(Collected data entries)
☆ ☆ ☆ ☆ ☆

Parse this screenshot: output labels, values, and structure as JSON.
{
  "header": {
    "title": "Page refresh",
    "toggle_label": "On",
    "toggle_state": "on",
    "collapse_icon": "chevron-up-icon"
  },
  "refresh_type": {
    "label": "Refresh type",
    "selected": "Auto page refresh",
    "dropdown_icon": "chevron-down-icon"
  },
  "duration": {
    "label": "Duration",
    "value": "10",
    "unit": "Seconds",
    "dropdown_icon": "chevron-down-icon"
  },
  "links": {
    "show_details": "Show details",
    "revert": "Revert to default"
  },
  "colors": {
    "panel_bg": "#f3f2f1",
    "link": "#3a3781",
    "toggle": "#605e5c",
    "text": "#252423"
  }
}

☆ ☆ ☆ ☆ ☆

Objective: Extract the listing in its entirety, matching it exactly.

Exercise result:
Parse this screenshot: output labels, values, and structure as JSON.
{
  "header": {
    "title": "Page refresh",
    "toggle_label": "On",
    "toggle_state": "on",
    "collapse_icon": "chevron-up-icon"
  },
  "refresh_type": {
    "label": "Refresh type",
    "selected": "Auto page refresh",
    "dropdown_icon": "chevron-down-icon"
  },
  "duration": {
    "label": "Duration",
    "value": "10",
    "unit": "Seconds",
    "dropdown_icon": "chevron-down-icon"
  },
  "links": {
    "show_details": "Show details",
    "revert": "Revert to default"
  },
  "colors": {
    "panel_bg": "#f3f2f1",
    "link": "#3a3781",
    "toggle": "#605e5c",
    "text": "#252423"
  }
}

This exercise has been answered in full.